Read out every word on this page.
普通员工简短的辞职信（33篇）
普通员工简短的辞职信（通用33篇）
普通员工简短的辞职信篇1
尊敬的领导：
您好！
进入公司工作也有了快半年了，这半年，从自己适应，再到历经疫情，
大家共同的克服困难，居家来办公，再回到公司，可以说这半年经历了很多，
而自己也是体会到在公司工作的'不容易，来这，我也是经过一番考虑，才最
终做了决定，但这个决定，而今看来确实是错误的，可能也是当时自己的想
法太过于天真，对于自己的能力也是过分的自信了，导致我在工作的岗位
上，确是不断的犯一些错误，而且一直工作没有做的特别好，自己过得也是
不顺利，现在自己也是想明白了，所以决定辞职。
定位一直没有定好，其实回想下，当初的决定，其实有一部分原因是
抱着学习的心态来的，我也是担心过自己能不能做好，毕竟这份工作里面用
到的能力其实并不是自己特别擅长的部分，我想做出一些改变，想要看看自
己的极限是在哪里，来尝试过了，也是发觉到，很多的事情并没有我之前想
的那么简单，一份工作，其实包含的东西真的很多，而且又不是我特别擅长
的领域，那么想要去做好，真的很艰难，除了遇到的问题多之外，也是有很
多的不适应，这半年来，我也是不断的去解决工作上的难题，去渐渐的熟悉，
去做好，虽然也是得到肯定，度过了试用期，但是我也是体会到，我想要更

____________________

**Work to complete**
Write the material out again word for word.

**Solution for this task**
Read out every word on this page.
普通员工简短的辞职信（33篇）
普通员工简短的辞职信（通用33篇）
普通员工简短的辞职信篇1
尊敬的领导：
您好！
进入公司工作也有了快半年了，这半年，从自己适应，再到历经疫情，
大家共同的克服困难，居家来办公，再回到公司，可以说这半年经历了很多，
而自己也是体会到在公司工作的'不容易，来这，我也是经过一番考虑，才最
终做了决定，但这个决定，而今看来确实是错误的，可能也是当时自己的想
法太过于天真，对于自己的能力也是过分的自信了，导致我在工作的岗位
上，确是不断的犯一些错误，而且一直工作没有做的特别好，自己过得也是
不顺利，现在自己也是想明白了，所以决定辞职。
定位一直没有定好，其实回想下，当初的决定，其实有一部分原因是
抱着学习的心态来的，我也是担心过自己能不能做好，毕竟这份工作里面用
到的能力其实并不是自己特别擅长的部分，我想做出一些改变，想要看看自
己的极限是在哪里，来尝试过了，也是发觉到，很多的事情并没有我之前想
的那么简单，一份工作，其实包含的东西真的很多，而且又不是我特别擅长
的领域，那么想要去做好，真的很艰难，除了遇到的问题多之外，也是有很
多的不适应，这半年来，我也是不断的去解决工作上的难题，去渐渐的熟悉，
去做好，虽然也是得到肯定，度过了试用期，但是我也是体会到，我想要更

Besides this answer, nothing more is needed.